Request: Copy out every line exactly, passing over the pictures.

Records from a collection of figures
_ _ _ _
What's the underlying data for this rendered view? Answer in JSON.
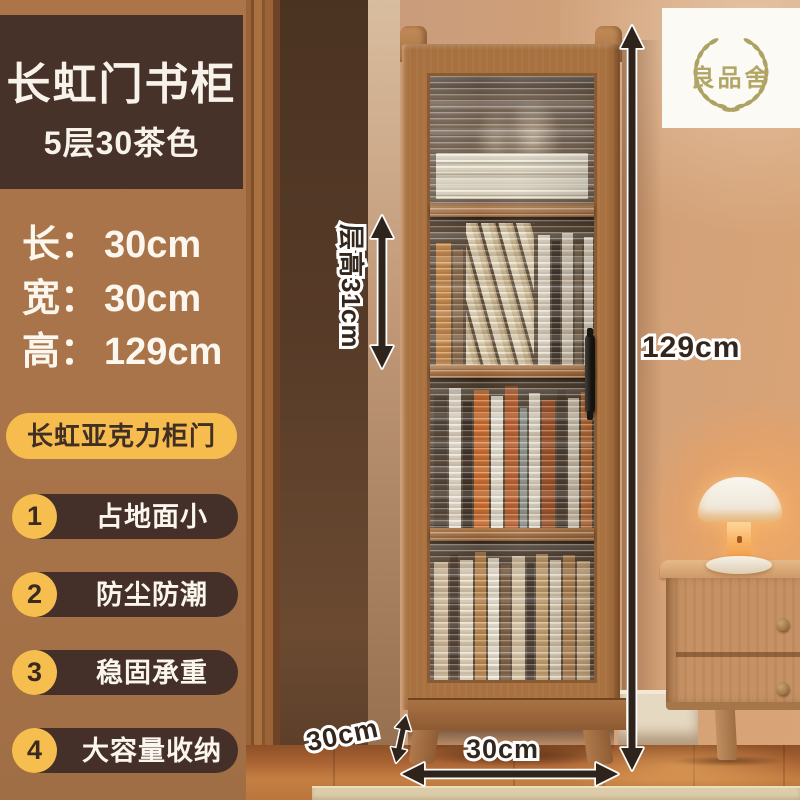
{
  "product": {
    "badge_title": "长虹门书柜",
    "badge_subtitle": "5层30茶色",
    "dimensions": [
      {
        "label": "长：",
        "value": "30cm"
      },
      {
        "label": "宽：",
        "value": "30cm"
      },
      {
        "label": "高：",
        "value": "129cm"
      }
    ],
    "feature_badge": "长虹亚克力柜门",
    "features": [
      {
        "num": "1",
        "text": "占地面小"
      },
      {
        "num": "2",
        "text": "防尘防潮"
      },
      {
        "num": "3",
        "text": "稳固承重"
      },
      {
        "num": "4",
        "text": "大容量收纳"
      }
    ]
  },
  "annotations": {
    "total_height": "129cm",
    "shelf_height": "层高31cm",
    "bottom_width": "30cm",
    "depth": "30cm"
  },
  "logo": {
    "brand": "良品舍"
  },
  "colors": {
    "panel_brown": "#a9744a",
    "badge_dark_brown": "#463229",
    "accent_yellow": "#f6bd4f",
    "pill_dark": "#443028",
    "text_white": "#faf6ee",
    "annotation_text": "#33261c",
    "logo_olive": "#aea263",
    "cabinet_wood": "#a8713f",
    "wall_beige": "#c59a7e",
    "floor_wood": "#a86233",
    "lamp_glow": "#ffaf5c"
  }
}
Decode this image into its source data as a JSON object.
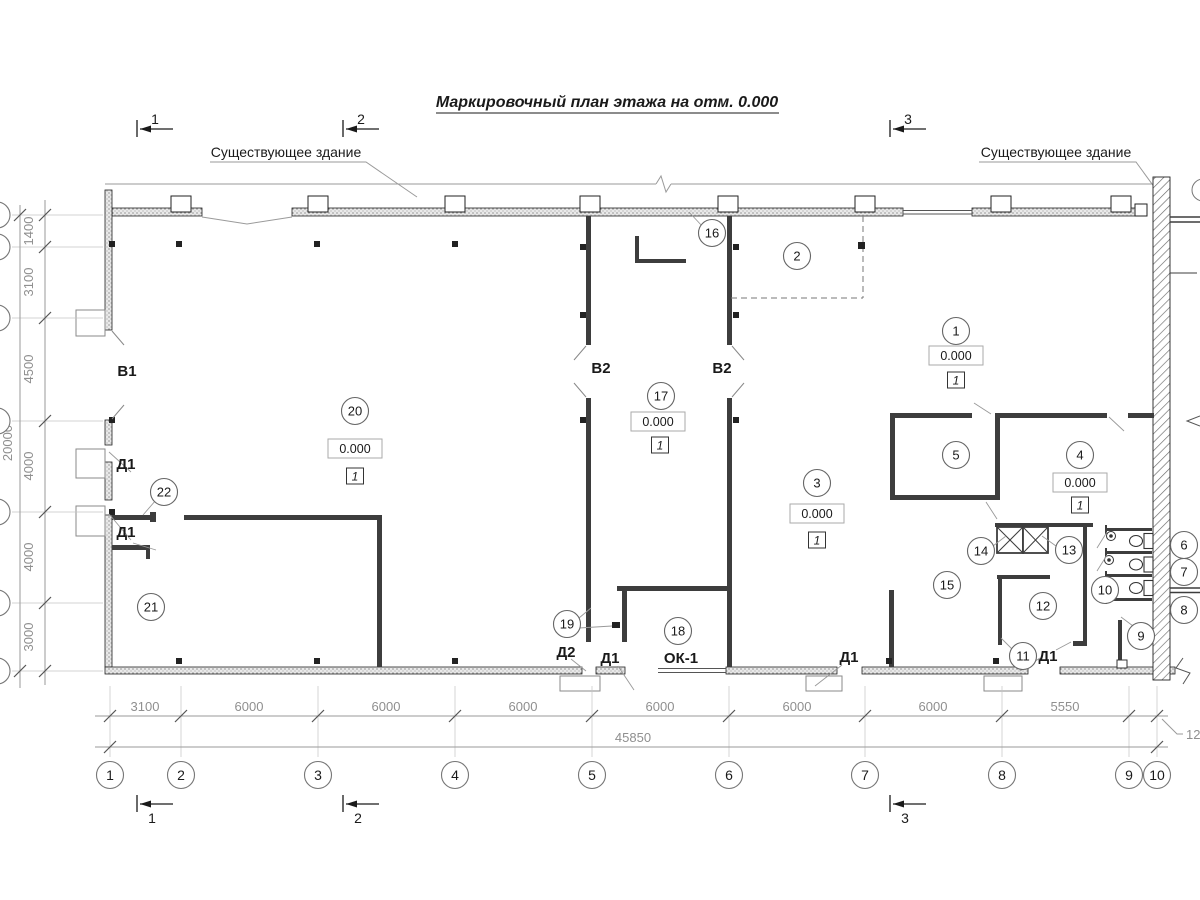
{
  "title": "Маркировочный план этажа на отм. 0.000",
  "annotations": {
    "existing_building": "Существующее здание",
    "elevation_mark": "0.000",
    "floor_type_mark": "1"
  },
  "section_marks": [
    "1",
    "2",
    "3"
  ],
  "door_window_labels": {
    "v1": "В1",
    "v2": "В2",
    "d1": "Д1",
    "d2": "Д2",
    "ok1": "ОК-1"
  },
  "rooms": [
    "1",
    "2",
    "3",
    "4",
    "5",
    "6",
    "7",
    "8",
    "9",
    "10",
    "11",
    "12",
    "13",
    "14",
    "15",
    "16",
    "17",
    "18",
    "19",
    "20",
    "21",
    "22"
  ],
  "grid": {
    "columns": [
      "1",
      "2",
      "3",
      "4",
      "5",
      "6",
      "7",
      "8",
      "9",
      "10"
    ],
    "bottom_dims": [
      "3100",
      "6000",
      "6000",
      "6000",
      "6000",
      "6000",
      "6000",
      "5550"
    ],
    "bottom_dim_cut": "120",
    "bottom_total": "45850",
    "left_dims": [
      "1400",
      "3100",
      "4500",
      "4000",
      "4000",
      "3000"
    ],
    "left_total": "20000"
  },
  "colors": {
    "wall": "#3d3d3d",
    "dim": "#8f8f8f",
    "line": "#1a1a1a"
  }
}
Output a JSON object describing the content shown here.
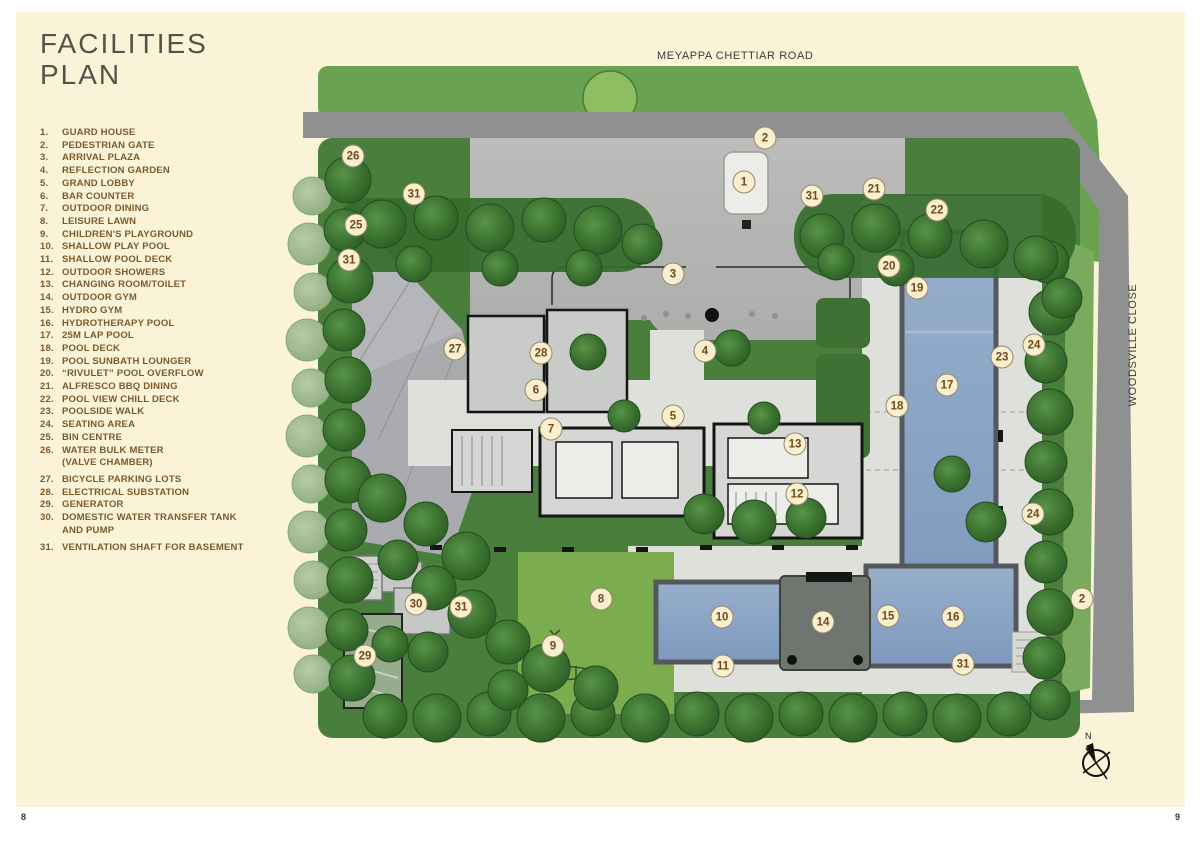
_ _ _ _
Answer to the exercise:
What's the underlying data for this rendered view? Answer in JSON.
{
  "product": {
    "badge_title": "长虹门书柜",
    "badge_subtitle": "5层30茶色",
    "dimensions": [
      {
        "label": "长：",
        "value": "30cm"
      },
      {
        "label": "宽：",
        "value": "30cm"
      },
      {
        "label": "高：",
        "value": "129cm"
      }
    ],
    "feature_badge": "长虹亚克力柜门",
    "features": [
      {
        "num": "1",
        "text": "占地面小"
      },
      {
        "num": "2",
        "text": "防尘防潮"
      },
      {
        "num": "3",
        "text": "稳固承重"
      },
      {
        "num": "4",
        "text": "大容量收纳"
      }
    ]
  },
  "annotations": {
    "total_height": "129cm",
    "shelf_height": "层高31cm",
    "bottom_width": "30cm",
    "depth": "30cm"
  },
  "logo": {
    "brand": "良品舍"
  },
  "colors": {
    "panel_brown": "#a9744a",
    "badge_dark_brown": "#463229",
    "accent_yellow": "#f6bd4f",
    "pill_dark": "#443028",
    "text_white": "#faf6ee",
    "annotation_text": "#33261c",
    "logo_olive": "#aea263",
    "cabinet_wood": "#a8713f",
    "wall_beige": "#c59a7e",
    "floor_wood": "#a86233",
    "lamp_glow": "#ffaf5c"
  }
}
Decode this image into its source data as a JSON object.
{
  "title": "Маркировочный план этажа на отм. 0.000",
  "annotations": {
    "existing_building": "Существующее здание",
    "elevation_mark": "0.000",
    "floor_type_mark": "1"
  },
  "section_marks": [
    "1",
    "2",
    "3"
  ],
  "door_window_labels": {
    "v1": "В1",
    "v2": "В2",
    "d1": "Д1",
    "d2": "Д2",
    "ok1": "ОК-1"
  },
  "rooms": [
    "1",
    "2",
    "3",
    "4",
    "5",
    "6",
    "7",
    "8",
    "9",
    "10",
    "11",
    "12",
    "13",
    "14",
    "15",
    "16",
    "17",
    "18",
    "19",
    "20",
    "21",
    "22"
  ],
  "grid": {
    "columns": [
      "1",
      "2",
      "3",
      "4",
      "5",
      "6",
      "7",
      "8",
      "9",
      "10"
    ],
    "bottom_dims": [
      "3100",
      "6000",
      "6000",
      "6000",
      "6000",
      "6000",
      "6000",
      "5550"
    ],
    "bottom_dim_cut": "120",
    "bottom_total": "45850",
    "left_dims": [
      "1400",
      "3100",
      "4500",
      "4000",
      "4000",
      "3000"
    ],
    "left_total": "20000"
  },
  "colors": {
    "wall": "#3d3d3d",
    "dim": "#8f8f8f",
    "line": "#1a1a1a"
  }
}
Output a JSON object describing the content shown here.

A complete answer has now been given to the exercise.